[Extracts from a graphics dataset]
--
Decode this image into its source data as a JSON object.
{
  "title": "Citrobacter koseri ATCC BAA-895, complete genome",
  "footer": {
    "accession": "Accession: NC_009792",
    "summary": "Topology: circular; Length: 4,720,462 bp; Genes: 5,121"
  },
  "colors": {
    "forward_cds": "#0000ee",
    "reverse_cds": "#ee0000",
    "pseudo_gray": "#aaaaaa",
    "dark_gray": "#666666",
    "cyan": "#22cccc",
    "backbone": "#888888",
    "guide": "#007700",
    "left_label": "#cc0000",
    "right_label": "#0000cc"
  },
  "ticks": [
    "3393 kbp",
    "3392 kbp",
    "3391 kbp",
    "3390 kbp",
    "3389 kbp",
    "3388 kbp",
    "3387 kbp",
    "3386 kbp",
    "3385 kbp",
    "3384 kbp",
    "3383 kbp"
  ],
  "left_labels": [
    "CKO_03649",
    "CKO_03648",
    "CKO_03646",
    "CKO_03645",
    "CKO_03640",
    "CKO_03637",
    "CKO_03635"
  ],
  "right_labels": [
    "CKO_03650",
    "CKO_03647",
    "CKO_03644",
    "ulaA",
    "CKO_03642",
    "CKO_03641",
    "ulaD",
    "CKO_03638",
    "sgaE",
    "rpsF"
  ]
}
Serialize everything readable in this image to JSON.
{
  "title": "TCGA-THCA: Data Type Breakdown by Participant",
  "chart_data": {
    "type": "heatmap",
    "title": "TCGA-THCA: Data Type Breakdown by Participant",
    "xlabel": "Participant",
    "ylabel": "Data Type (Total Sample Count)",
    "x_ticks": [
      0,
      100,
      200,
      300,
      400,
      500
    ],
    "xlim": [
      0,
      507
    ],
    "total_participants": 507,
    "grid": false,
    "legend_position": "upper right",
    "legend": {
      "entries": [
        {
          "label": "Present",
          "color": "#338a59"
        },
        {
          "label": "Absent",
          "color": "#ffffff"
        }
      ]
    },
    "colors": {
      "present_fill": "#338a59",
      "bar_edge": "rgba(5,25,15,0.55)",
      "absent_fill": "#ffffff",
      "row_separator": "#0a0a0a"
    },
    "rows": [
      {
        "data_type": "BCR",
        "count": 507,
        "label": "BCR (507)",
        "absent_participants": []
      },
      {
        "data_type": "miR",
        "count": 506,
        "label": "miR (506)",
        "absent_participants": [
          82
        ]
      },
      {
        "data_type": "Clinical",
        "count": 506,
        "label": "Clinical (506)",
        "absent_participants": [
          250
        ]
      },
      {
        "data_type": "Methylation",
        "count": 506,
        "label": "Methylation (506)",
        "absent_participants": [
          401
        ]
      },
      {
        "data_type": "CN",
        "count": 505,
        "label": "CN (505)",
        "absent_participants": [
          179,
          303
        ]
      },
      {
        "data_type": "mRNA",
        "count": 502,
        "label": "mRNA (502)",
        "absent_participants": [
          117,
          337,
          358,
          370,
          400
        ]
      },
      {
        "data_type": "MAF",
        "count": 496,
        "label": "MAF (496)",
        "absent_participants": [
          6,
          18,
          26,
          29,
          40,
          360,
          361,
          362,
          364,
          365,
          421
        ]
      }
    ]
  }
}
--
## ACTIVITY:
Reproduce the data above in full, keeping it exactly the same.

## COMPLETED TASK:
Decode this image into its source data as a JSON object.
{
  "title": "Citrobacter koseri ATCC BAA-895, complete genome",
  "footer": {
    "accession": "Accession: NC_009792",
    "summary": "Topology: circular; Length: 4,720,462 bp; Genes: 5,121"
  },
  "colors": {
    "forward_cds": "#0000ee",
    "reverse_cds": "#ee0000",
    "pseudo_gray": "#aaaaaa",
    "dark_gray": "#666666",
    "cyan": "#22cccc",
    "backbone": "#888888",
    "guide": "#007700",
    "left_label": "#cc0000",
    "right_label": "#0000cc"
  },
  "ticks": [
    "3393 kbp",
    "3392 kbp",
    "3391 kbp",
    "3390 kbp",
    "3389 kbp",
    "3388 kbp",
    "3387 kbp",
    "3386 kbp",
    "3385 kbp",
    "3384 kbp",
    "3383 kbp"
  ],
  "left_labels": [
    "CKO_03649",
    "CKO_03648",
    "CKO_03646",
    "CKO_03645",
    "CKO_03640",
    "CKO_03637",
    "CKO_03635"
  ],
  "right_labels": [
    "CKO_03650",
    "CKO_03647",
    "CKO_03644",
    "ulaA",
    "CKO_03642",
    "CKO_03641",
    "ulaD",
    "CKO_03638",
    "sgaE",
    "rpsF"
  ]
}
Serialize everything readable in this image to JSON.
{
  "title": "TCGA-THCA: Data Type Breakdown by Participant",
  "chart_data": {
    "type": "heatmap",
    "title": "TCGA-THCA: Data Type Breakdown by Participant",
    "xlabel": "Participant",
    "ylabel": "Data Type (Total Sample Count)",
    "x_ticks": [
      0,
      100,
      200,
      300,
      400,
      500
    ],
    "xlim": [
      0,
      507
    ],
    "total_participants": 507,
    "grid": false,
    "legend_position": "upper right",
    "legend": {
      "entries": [
        {
          "label": "Present",
          "color": "#338a59"
        },
        {
          "label": "Absent",
          "color": "#ffffff"
        }
      ]
    },
    "colors": {
      "present_fill": "#338a59",
      "bar_edge": "rgba(5,25,15,0.55)",
      "absent_fill": "#ffffff",
      "row_separator": "#0a0a0a"
    },
    "rows": [
      {
        "data_type": "BCR",
        "count": 507,
        "label": "BCR (507)",
        "absent_participants": []
      },
      {
        "data_type": "miR",
        "count": 506,
        "label": "miR (506)",
        "absent_participants": [
          82
        ]
      },
      {
        "data_type": "Clinical",
        "count": 506,
        "label": "Clinical (506)",
        "absent_participants": [
          250
        ]
      },
      {
        "data_type": "Methylation",
        "count": 506,
        "label": "Methylation (506)",
        "absent_participants": [
          401
        ]
      },
      {
        "data_type": "CN",
        "count": 505,
        "label": "CN (505)",
        "absent_participants": [
          179,
          303
        ]
      },
      {
        "data_type": "mRNA",
        "count": 502,
        "label": "mRNA (502)",
        "absent_participants": [
          117,
          337,
          358,
          370,
          400
        ]
      },
      {
        "data_type": "MAF",
        "count": 496,
        "label": "MAF (496)",
        "absent_participants": [
          6,
          18,
          26,
          29,
          40,
          360,
          361,
          362,
          364,
          365,
          421
        ]
      }
    ]
  }
}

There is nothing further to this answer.